WORK TO BE COMPLETED: Your task is to repeat the entries underneath exactly, minus the pictures.
═══ INPUT ROWS ═══
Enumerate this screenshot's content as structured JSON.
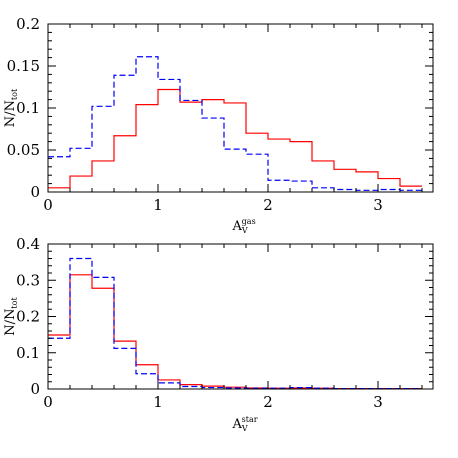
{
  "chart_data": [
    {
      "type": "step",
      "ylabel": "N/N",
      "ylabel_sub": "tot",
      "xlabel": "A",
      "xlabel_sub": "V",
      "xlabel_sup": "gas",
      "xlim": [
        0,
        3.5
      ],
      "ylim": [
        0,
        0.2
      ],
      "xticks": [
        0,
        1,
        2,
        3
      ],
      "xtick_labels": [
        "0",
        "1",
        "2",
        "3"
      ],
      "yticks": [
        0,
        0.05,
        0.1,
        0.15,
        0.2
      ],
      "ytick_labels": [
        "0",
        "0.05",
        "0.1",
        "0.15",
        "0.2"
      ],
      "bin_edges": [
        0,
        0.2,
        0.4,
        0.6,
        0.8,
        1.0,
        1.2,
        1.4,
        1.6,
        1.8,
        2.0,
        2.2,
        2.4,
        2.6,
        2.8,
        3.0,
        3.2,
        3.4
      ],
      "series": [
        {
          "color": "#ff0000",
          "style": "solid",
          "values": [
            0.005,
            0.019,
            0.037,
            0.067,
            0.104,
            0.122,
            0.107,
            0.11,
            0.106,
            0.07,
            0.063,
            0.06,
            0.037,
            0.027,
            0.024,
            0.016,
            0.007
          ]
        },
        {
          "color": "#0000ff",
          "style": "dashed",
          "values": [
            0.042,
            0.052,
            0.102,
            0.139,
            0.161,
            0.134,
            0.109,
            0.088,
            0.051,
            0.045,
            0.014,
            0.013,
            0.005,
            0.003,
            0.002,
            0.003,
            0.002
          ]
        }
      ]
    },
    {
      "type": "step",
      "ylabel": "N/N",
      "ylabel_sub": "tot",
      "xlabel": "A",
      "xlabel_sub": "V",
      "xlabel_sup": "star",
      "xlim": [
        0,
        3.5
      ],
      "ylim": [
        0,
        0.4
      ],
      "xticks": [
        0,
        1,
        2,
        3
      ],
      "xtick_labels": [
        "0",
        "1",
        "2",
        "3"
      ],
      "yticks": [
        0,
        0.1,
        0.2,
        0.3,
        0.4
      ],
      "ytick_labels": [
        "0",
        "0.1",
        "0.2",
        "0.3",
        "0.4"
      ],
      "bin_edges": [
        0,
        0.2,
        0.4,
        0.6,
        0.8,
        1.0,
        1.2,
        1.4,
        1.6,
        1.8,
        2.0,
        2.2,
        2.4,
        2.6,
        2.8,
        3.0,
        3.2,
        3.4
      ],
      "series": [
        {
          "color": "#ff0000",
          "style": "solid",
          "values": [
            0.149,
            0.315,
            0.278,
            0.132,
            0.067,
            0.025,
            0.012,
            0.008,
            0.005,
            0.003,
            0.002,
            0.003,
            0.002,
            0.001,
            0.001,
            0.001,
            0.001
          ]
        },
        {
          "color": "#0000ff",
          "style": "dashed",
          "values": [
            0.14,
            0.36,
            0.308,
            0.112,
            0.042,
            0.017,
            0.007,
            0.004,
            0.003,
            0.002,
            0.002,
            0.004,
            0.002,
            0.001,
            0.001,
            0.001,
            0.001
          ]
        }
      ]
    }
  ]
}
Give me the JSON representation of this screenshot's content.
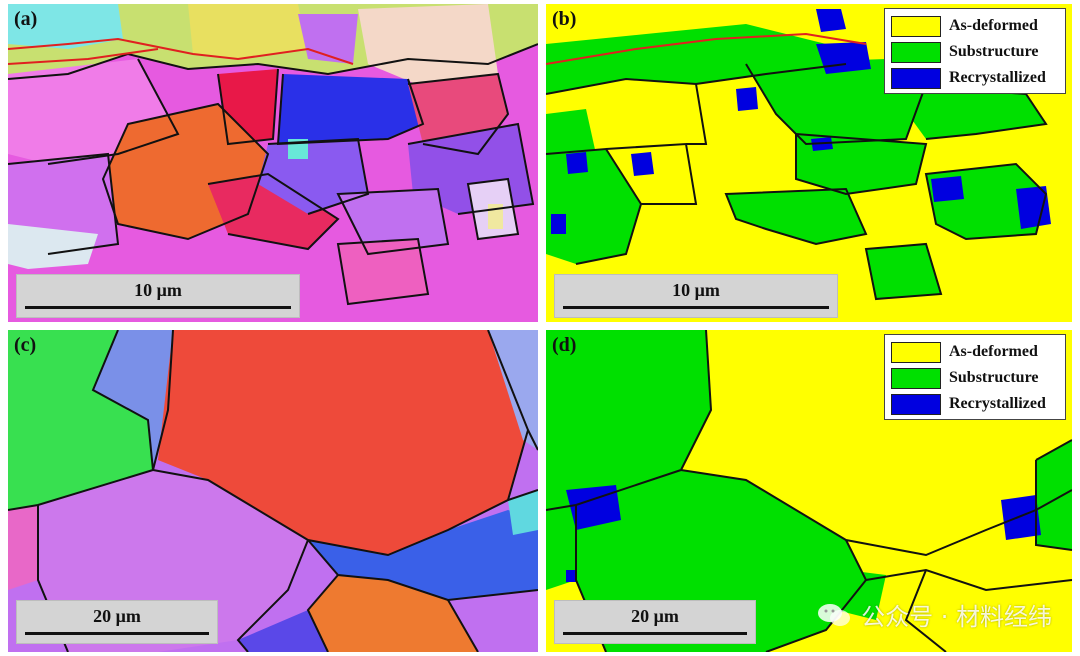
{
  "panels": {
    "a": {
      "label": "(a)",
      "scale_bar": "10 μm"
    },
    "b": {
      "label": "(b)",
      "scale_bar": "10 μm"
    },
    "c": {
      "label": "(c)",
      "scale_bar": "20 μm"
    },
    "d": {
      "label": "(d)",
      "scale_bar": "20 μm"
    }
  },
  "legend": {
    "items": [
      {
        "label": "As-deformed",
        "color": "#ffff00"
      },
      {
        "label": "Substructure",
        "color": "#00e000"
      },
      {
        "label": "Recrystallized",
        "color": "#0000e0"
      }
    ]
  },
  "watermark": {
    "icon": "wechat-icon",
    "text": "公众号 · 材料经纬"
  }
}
═══
FINAL RESULT:
Enumerate this screenshot's content as structured JSON.
{
  "chart_data": [
    {
      "type": "step",
      "ylabel": "N/N",
      "ylabel_sub": "tot",
      "xlabel": "A",
      "xlabel_sub": "V",
      "xlabel_sup": "gas",
      "xlim": [
        0,
        3.5
      ],
      "ylim": [
        0,
        0.2
      ],
      "xticks": [
        0,
        1,
        2,
        3
      ],
      "xtick_labels": [
        "0",
        "1",
        "2",
        "3"
      ],
      "yticks": [
        0,
        0.05,
        0.1,
        0.15,
        0.2
      ],
      "ytick_labels": [
        "0",
        "0.05",
        "0.1",
        "0.15",
        "0.2"
      ],
      "bin_edges": [
        0,
        0.2,
        0.4,
        0.6,
        0.8,
        1.0,
        1.2,
        1.4,
        1.6,
        1.8,
        2.0,
        2.2,
        2.4,
        2.6,
        2.8,
        3.0,
        3.2,
        3.4
      ],
      "series": [
        {
          "color": "#ff0000",
          "style": "solid",
          "values": [
            0.005,
            0.019,
            0.037,
            0.067,
            0.104,
            0.122,
            0.107,
            0.11,
            0.106,
            0.07,
            0.063,
            0.06,
            0.037,
            0.027,
            0.024,
            0.016,
            0.007
          ]
        },
        {
          "color": "#0000ff",
          "style": "dashed",
          "values": [
            0.042,
            0.052,
            0.102,
            0.139,
            0.161,
            0.134,
            0.109,
            0.088,
            0.051,
            0.045,
            0.014,
            0.013,
            0.005,
            0.003,
            0.002,
            0.003,
            0.002
          ]
        }
      ]
    },
    {
      "type": "step",
      "ylabel": "N/N",
      "ylabel_sub": "tot",
      "xlabel": "A",
      "xlabel_sub": "V",
      "xlabel_sup": "star",
      "xlim": [
        0,
        3.5
      ],
      "ylim": [
        0,
        0.4
      ],
      "xticks": [
        0,
        1,
        2,
        3
      ],
      "xtick_labels": [
        "0",
        "1",
        "2",
        "3"
      ],
      "yticks": [
        0,
        0.1,
        0.2,
        0.3,
        0.4
      ],
      "ytick_labels": [
        "0",
        "0.1",
        "0.2",
        "0.3",
        "0.4"
      ],
      "bin_edges": [
        0,
        0.2,
        0.4,
        0.6,
        0.8,
        1.0,
        1.2,
        1.4,
        1.6,
        1.8,
        2.0,
        2.2,
        2.4,
        2.6,
        2.8,
        3.0,
        3.2,
        3.4
      ],
      "series": [
        {
          "color": "#ff0000",
          "style": "solid",
          "values": [
            0.149,
            0.315,
            0.278,
            0.132,
            0.067,
            0.025,
            0.012,
            0.008,
            0.005,
            0.003,
            0.002,
            0.003,
            0.002,
            0.001,
            0.001,
            0.001,
            0.001
          ]
        },
        {
          "color": "#0000ff",
          "style": "dashed",
          "values": [
            0.14,
            0.36,
            0.308,
            0.112,
            0.042,
            0.017,
            0.007,
            0.004,
            0.003,
            0.002,
            0.002,
            0.004,
            0.002,
            0.001,
            0.001,
            0.001,
            0.001
          ]
        }
      ]
    }
  ]
}
Give me the JSON representation of this screenshot's content.
{
  "panels": {
    "a": {
      "label": "(a)",
      "scale_bar": "10 μm"
    },
    "b": {
      "label": "(b)",
      "scale_bar": "10 μm"
    },
    "c": {
      "label": "(c)",
      "scale_bar": "20 μm"
    },
    "d": {
      "label": "(d)",
      "scale_bar": "20 μm"
    }
  },
  "legend": {
    "items": [
      {
        "label": "As-deformed",
        "color": "#ffff00"
      },
      {
        "label": "Substructure",
        "color": "#00e000"
      },
      {
        "label": "Recrystallized",
        "color": "#0000e0"
      }
    ]
  },
  "watermark": {
    "icon": "wechat-icon",
    "text": "公众号 · 材料经纬"
  }
}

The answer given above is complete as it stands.